*Goal:*
Reproduce the lines of the material exactly, excluding every image.

- - - -

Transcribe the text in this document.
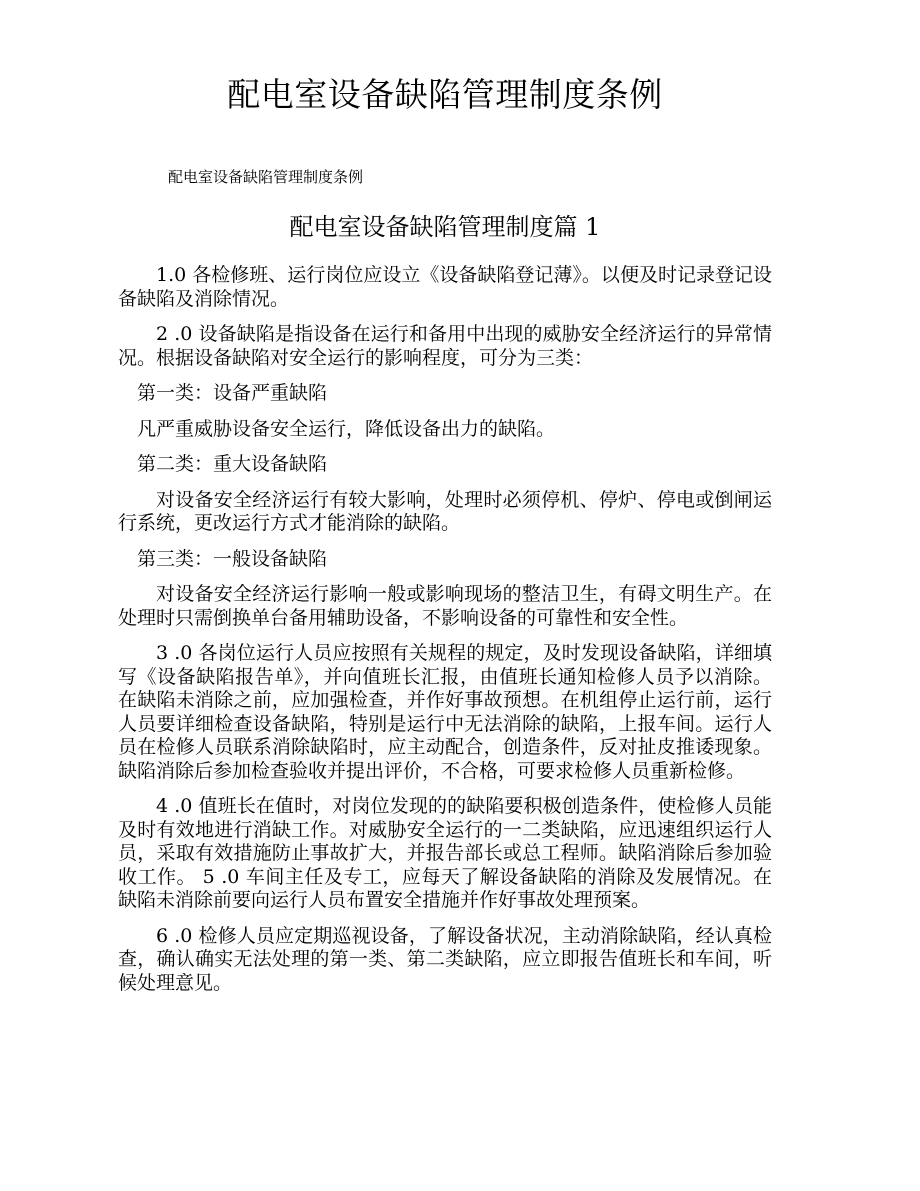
配电室设备缺陷管理制度条例

配电室设备缺陷管理制度条例

配电室设备缺陷管理制度篇 1

1.0 各检修班、运行岗位应设立《设备缺陷登记薄》。以便及时记录登记设备缺陷及消除情况。

2 .0 设备缺陷是指设备在运行和备用中出现的威胁安全经济运行的异常情况。根据设备缺陷对安全运行的影响程度，可分为三类：

第一类：设备严重缺陷

凡严重威胁设备安全运行，降低设备出力的缺陷。

第二类：重大设备缺陷

对设备安全经济运行有较大影响，处理时必须停机、停炉、停电或倒闸运行系统，更改运行方式才能消除的缺陷。

第三类：一般设备缺陷

对设备安全经济运行影响一般或影响现场的整洁卫生，有碍文明生产。在处理时只需倒换单台备用辅助设备，不影响设备的可靠性和安全性。

3 .0 各岗位运行人员应按照有关规程的规定，及时发现设备缺陷，详细填写《设备缺陷报告单》，并向值班长汇报，由值班长通知检修人员予以消除。在缺陷未消除之前，应加强检查，并作好事故预想。在机组停止运行前，运行人员要详细检查设备缺陷，特别是运行中无法消除的缺陷，上报车间。运行人员在检修人员联系消除缺陷时，应主动配合，创造条件，反对扯皮推诿现象。缺陷消除后参加检查验收并提出评价，不合格，可要求检修人员重新检修。

4 .0 值班长在值时，对岗位发现的的缺陷要积极创造条件，使检修人员能及时有效地进行消缺工作。对威胁安全运行的一二类缺陷，应迅速组织运行人员，采取有效措施防止事故扩大，并报告部长或总工程师。缺陷消除后参加验收工作。 5 .0 车间主任及专工，应每天了解设备缺陷的消除及发展情况。在缺陷未消除前要向运行人员布置安全措施并作好事故处理预案。

6 .0 检修人员应定期巡视设备，了解设备状况，主动消除缺陷，经认真检查，确认确实无法处理的第一类、第二类缺陷，应立即报告值班长和车间，听候处理意见。
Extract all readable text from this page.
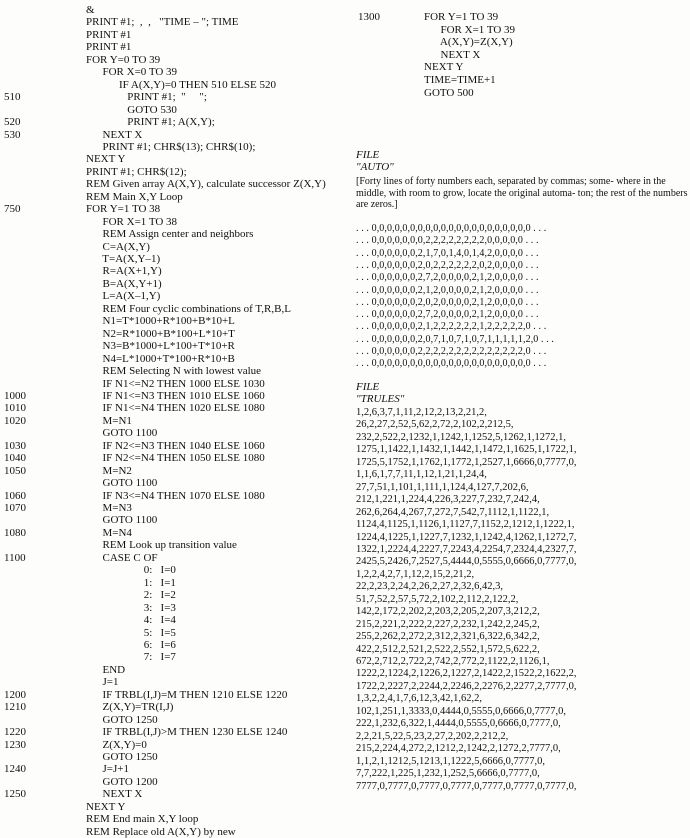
&
PRINT #1;  ,  ,   "TIME – "; TIME
PRINT #1
PRINT #1
FOR Y=0 TO 39
FOR X=0 TO 39
IF A(X,Y)=0 THEN 510 ELSE 520
510	PRINT #1;  "     ";
GOTO 530
520	PRINT #1; A(X,Y);
530	NEXT X
PRINT #1; CHR$(13); CHR$(10);
NEXT Y
PRINT #1; CHR$(12);
REM Given array A(X,Y), calculate successor Z(X,Y)
REM Main X,Y Loop
750	FOR Y=1 TO 38
FOR X=1 TO 38
REM Assign center and neighbors
C=A(X,Y)
T=A(X,Y–1)
R=A(X+1,Y)
B=A(X,Y+1)
L=A(X–1,Y)
REM Four cyclic combinations of T,R,B,L
N1=T*1000+R*100+B*10+L
N2=R*1000+B*100+L*10+T
N3=B*1000+L*100+T*10+R
N4=L*1000+T*100+R*10+B
REM Selecting N with lowest value
IF N1<=N2 THEN 1000 ELSE 1030
1000	IF N1<=N3 THEN 1010 ELSE 1060
1010	IF N1<=N4 THEN 1020 ELSE 1080
1020	M=N1
GOTO 1100
1030	IF N2<=N3 THEN 1040 ELSE 1060
1040	IF N2<=N4 THEN 1050 ELSE 1080
1050	M=N2
GOTO 1100
1060	IF N3<=N4 THEN 1070 ELSE 1080
1070	M=N3
GOTO 1100
1080	M=N4
REM Look up transition value
1100	CASE C OF
0:   I=0
1:   I=1
2:   I=2
3:   I=3
4:   I=4
5:   I=5
6:   I=6
7:   I=7
END
J=1
1200	IF TRBL(I,J)=M THEN 1210 ELSE 1220
1210	Z(X,Y)=TR(I,J)
GOTO 1250
1220	IF TRBL(I,J)>M THEN 1230 ELSE 1240
1230	Z(X,Y)=0
GOTO 1250
1240	J=J+1
GOTO 1200
1250	NEXT X
NEXT Y
REM End main X,Y loop
REM Replace old A(X,Y) by new
1300	FOR Y=1 TO 39
FOR X=1 TO 39
A(X,Y)=Z(X,Y)
NEXT X
NEXT Y
TIME=TIME+1
GOTO 500
FILE "AUTO"
[Forty lines of forty numbers each, separated by commas; some- where in the middle, with room to grow, locate the original automa- ton; the rest of the numbers are zeros.]
. . . 0,0,0,0,0,0,0,0,0,0,0,0,0,0,0,0,0,0,0,0,0 . . .
. . . 0,0,0,0,0,0,0,2,2,2,2,2,2,2,2,0,0,0,0,0 . . .
. . . 0,0,0,0,0,0,2,1,7,0,1,4,0,1,4,2,0,0,0,0 . . .
. . . 0,0,0,0,0,0,2,0,2,2,2,2,2,2,0,2,0,0,0,0 . . .
. . . 0,0,0,0,0,0,2,7,2,0,0,0,0,2,1,2,0,0,0,0 . . .
. . . 0,0,0,0,0,0,2,1,2,0,0,0,0,2,1,2,0,0,0,0 . . .
. . . 0,0,0,0,0,0,2,0,2,0,0,0,0,2,1,2,0,0,0,0 . . .
. . . 0,0,0,0,0,0,2,7,2,0,0,0,0,2,1,2,0,0,0,0 . . .
. . . 0,0,0,0,0,0,2,1,2,2,2,2,2,2,1,2,2,2,2,2,0 . . .
. . . 0,0,0,0,0,0,2,0,7,1,0,7,1,0,7,1,1,1,1,1,2,0 . . .
. . . 0,0,0,0,0,0,2,2,2,2,2,2,2,2,2,2,2,2,2,2,0 . . .
. . . 0,0,0,0,0,0,0,0,0,0,0,0,0,0,0,0,0,0,0,0,0 . . .
FILE "TRULES"
1,2,6,3,7,1,11,2,12,2,13,2,21,2,
26,2,27,2,52,5,62,2,72,2,102,2,212,5,
232,2,522,2,1232,1,1242,1,1252,5,1262,1,1272,1,
1275,1,1422,1,1432,1,1442,1,1472,1,1625,1,1722,1,
1725,5,1752,1,1762,1,1772,1,2527,1,6666,0,7777,0,
1,1,6,1,7,7,11,1,12,1,21,1,24,4,
27,7,51,1,101,1,111,1,124,4,127,7,202,6,
212,1,221,1,224,4,226,3,227,7,232,7,242,4,
262,6,264,4,267,7,272,7,542,7,1112,1,1122,1,
1124,4,1125,1,1126,1,1127,7,1152,2,1212,1,1222,1,
1224,4,1225,1,1227,7,1232,1,1242,4,1262,1,1272,7,
1322,1,2224,4,2227,7,2243,4,2254,7,2324,4,2327,7,
2425,5,2426,7,2527,5,4444,0,5555,0,6666,0,7777,0,
1,2,2,4,2,7,1,12,2,15,2,21,2,
22,2,23,2,24,2,26,2,27,2,32,6,42,3,
51,7,52,2,57,5,72,2,102,2,112,2,122,2,
142,2,172,2,202,2,203,2,205,2,207,3,212,2,
215,2,221,2,222,2,227,2,232,1,242,2,245,2,
255,2,262,2,272,2,312,2,321,6,322,6,342,2,
422,2,512,2,521,2,522,2,552,1,572,5,622,2,
672,2,712,2,722,2,742,2,772,2,1122,2,1126,1,
1222,2,1224,2,1226,2,1227,2,1422,2,1522,2,1622,2,
1722,2,2227,2,2244,2,2246,2,2276,2,2277,2,7777,0,
1,3,2,2,4,1,7,6,12,3,42,1,62,2,
102,1,251,1,3333,0,4444,0,5555,0,6666,0,7777,0,
222,1,232,6,322,1,4444,0,5555,0,6666,0,7777,0,
2,2,21,5,22,5,23,2,27,2,202,2,212,2,
215,2,224,4,272,2,1212,2,1242,2,1272,2,7777,0,
1,1,2,1,1212,5,1213,1,1222,5,6666,0,7777,0,
7,7,222,1,225,1,232,1,252,5,6666,0,7777,0,
7777,0,7777,0,7777,0,7777,0,7777,0,7777,0,7777,0,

- - - -

*Solution:*
Transcribe the text in this document.
配电室设备缺陷管理制度条例

配电室设备缺陷管理制度条例

配电室设备缺陷管理制度篇 1

1.0 各检修班、运行岗位应设立《设备缺陷登记薄》。以便及时记录登记设备缺陷及消除情况。

2 .0 设备缺陷是指设备在运行和备用中出现的威胁安全经济运行的异常情况。根据设备缺陷对安全运行的影响程度，可分为三类：

第一类：设备严重缺陷

凡严重威胁设备安全运行，降低设备出力的缺陷。

第二类：重大设备缺陷

对设备安全经济运行有较大影响，处理时必须停机、停炉、停电或倒闸运行系统，更改运行方式才能消除的缺陷。

第三类：一般设备缺陷

对设备安全经济运行影响一般或影响现场的整洁卫生，有碍文明生产。在处理时只需倒换单台备用辅助设备，不影响设备的可靠性和安全性。

3 .0 各岗位运行人员应按照有关规程的规定，及时发现设备缺陷，详细填写《设备缺陷报告单》，并向值班长汇报，由值班长通知检修人员予以消除。在缺陷未消除之前，应加强检查，并作好事故预想。在机组停止运行前，运行人员要详细检查设备缺陷，特别是运行中无法消除的缺陷，上报车间。运行人员在检修人员联系消除缺陷时，应主动配合，创造条件，反对扯皮推诿现象。缺陷消除后参加检查验收并提出评价，不合格，可要求检修人员重新检修。

4 .0 值班长在值时，对岗位发现的的缺陷要积极创造条件，使检修人员能及时有效地进行消缺工作。对威胁安全运行的一二类缺陷，应迅速组织运行人员，采取有效措施防止事故扩大，并报告部长或总工程师。缺陷消除后参加验收工作。 5 .0 车间主任及专工，应每天了解设备缺陷的消除及发展情况。在缺陷未消除前要向运行人员布置安全措施并作好事故处理预案。

6 .0 检修人员应定期巡视设备，了解设备状况，主动消除缺陷，经认真检查，确认确实无法处理的第一类、第二类缺陷，应立即报告值班长和车间，听候处理意见。
Extract all readable text from this page.
&
PRINT #1;  ,  ,   "TIME – "; TIME
PRINT #1
PRINT #1
FOR Y=0 TO 39
FOR X=0 TO 39
IF A(X,Y)=0 THEN 510 ELSE 520
510	PRINT #1;  "     ";
GOTO 530
520	PRINT #1; A(X,Y);
530	NEXT X
PRINT #1; CHR$(13); CHR$(10);
NEXT Y
PRINT #1; CHR$(12);
REM Given array A(X,Y), calculate successor Z(X,Y)
REM Main X,Y Loop
750	FOR Y=1 TO 38
FOR X=1 TO 38
REM Assign center and neighbors
C=A(X,Y)
T=A(X,Y–1)
R=A(X+1,Y)
B=A(X,Y+1)
L=A(X–1,Y)
REM Four cyclic combinations of T,R,B,L
N1=T*1000+R*100+B*10+L
N2=R*1000+B*100+L*10+T
N3=B*1000+L*100+T*10+R
N4=L*1000+T*100+R*10+B
REM Selecting N with lowest value
IF N1<=N2 THEN 1000 ELSE 1030
1000	IF N1<=N3 THEN 1010 ELSE 1060
1010	IF N1<=N4 THEN 1020 ELSE 1080
1020	M=N1
GOTO 1100
1030	IF N2<=N3 THEN 1040 ELSE 1060
1040	IF N2<=N4 THEN 1050 ELSE 1080
1050	M=N2
GOTO 1100
1060	IF N3<=N4 THEN 1070 ELSE 1080
1070	M=N3
GOTO 1100
1080	M=N4
REM Look up transition value
1100	CASE C OF
0:   I=0
1:   I=1
2:   I=2
3:   I=3
4:   I=4
5:   I=5
6:   I=6
7:   I=7
END
J=1
1200	IF TRBL(I,J)=M THEN 1210 ELSE 1220
1210	Z(X,Y)=TR(I,J)
GOTO 1250
1220	IF TRBL(I,J)>M THEN 1230 ELSE 1240
1230	Z(X,Y)=0
GOTO 1250
1240	J=J+1
GOTO 1200
1250	NEXT X
NEXT Y
REM End main X,Y loop
REM Replace old A(X,Y) by new
1300	FOR Y=1 TO 39
FOR X=1 TO 39
A(X,Y)=Z(X,Y)
NEXT X
NEXT Y
TIME=TIME+1
GOTO 500
FILE "AUTO"
[Forty lines of forty numbers each, separated by commas; some- where in the middle, with room to grow, locate the original automa- ton; the rest of the numbers are zeros.]
. . . 0,0,0,0,0,0,0,0,0,0,0,0,0,0,0,0,0,0,0,0,0 . . .
. . . 0,0,0,0,0,0,0,2,2,2,2,2,2,2,2,0,0,0,0,0 . . .
. . . 0,0,0,0,0,0,2,1,7,0,1,4,0,1,4,2,0,0,0,0 . . .
. . . 0,0,0,0,0,0,2,0,2,2,2,2,2,2,0,2,0,0,0,0 . . .
. . . 0,0,0,0,0,0,2,7,2,0,0,0,0,2,1,2,0,0,0,0 . . .
. . . 0,0,0,0,0,0,2,1,2,0,0,0,0,2,1,2,0,0,0,0 . . .
. . . 0,0,0,0,0,0,2,0,2,0,0,0,0,2,1,2,0,0,0,0 . . .
. . . 0,0,0,0,0,0,2,7,2,0,0,0,0,2,1,2,0,0,0,0 . . .
. . . 0,0,0,0,0,0,2,1,2,2,2,2,2,2,1,2,2,2,2,2,0 . . .
. . . 0,0,0,0,0,0,2,0,7,1,0,7,1,0,7,1,1,1,1,1,2,0 . . .
. . . 0,0,0,0,0,0,2,2,2,2,2,2,2,2,2,2,2,2,2,2,0 . . .
. . . 0,0,0,0,0,0,0,0,0,0,0,0,0,0,0,0,0,0,0,0,0 . . .
FILE "TRULES"
1,2,6,3,7,1,11,2,12,2,13,2,21,2,
26,2,27,2,52,5,62,2,72,2,102,2,212,5,
232,2,522,2,1232,1,1242,1,1252,5,1262,1,1272,1,
1275,1,1422,1,1432,1,1442,1,1472,1,1625,1,1722,1,
1725,5,1752,1,1762,1,1772,1,2527,1,6666,0,7777,0,
1,1,6,1,7,7,11,1,12,1,21,1,24,4,
27,7,51,1,101,1,111,1,124,4,127,7,202,6,
212,1,221,1,224,4,226,3,227,7,232,7,242,4,
262,6,264,4,267,7,272,7,542,7,1112,1,1122,1,
1124,4,1125,1,1126,1,1127,7,1152,2,1212,1,1222,1,
1224,4,1225,1,1227,7,1232,1,1242,4,1262,1,1272,7,
1322,1,2224,4,2227,7,2243,4,2254,7,2324,4,2327,7,
2425,5,2426,7,2527,5,4444,0,5555,0,6666,0,7777,0,
1,2,2,4,2,7,1,12,2,15,2,21,2,
22,2,23,2,24,2,26,2,27,2,32,6,42,3,
51,7,52,2,57,5,72,2,102,2,112,2,122,2,
142,2,172,2,202,2,203,2,205,2,207,3,212,2,
215,2,221,2,222,2,227,2,232,1,242,2,245,2,
255,2,262,2,272,2,312,2,321,6,322,6,342,2,
422,2,512,2,521,2,522,2,552,1,572,5,622,2,
672,2,712,2,722,2,742,2,772,2,1122,2,1126,1,
1222,2,1224,2,1226,2,1227,2,1422,2,1522,2,1622,2,
1722,2,2227,2,2244,2,2246,2,2276,2,2277,2,7777,0,
1,3,2,2,4,1,7,6,12,3,42,1,62,2,
102,1,251,1,3333,0,4444,0,5555,0,6666,0,7777,0,
222,1,232,6,322,1,4444,0,5555,0,6666,0,7777,0,
2,2,21,5,22,5,23,2,27,2,202,2,212,2,
215,2,224,4,272,2,1212,2,1242,2,1272,2,7777,0,
1,1,2,1,1212,5,1213,1,1222,5,6666,0,7777,0,
7,7,222,1,225,1,232,1,252,5,6666,0,7777,0,
7777,0,7777,0,7777,0,7777,0,7777,0,7777,0,7777,0,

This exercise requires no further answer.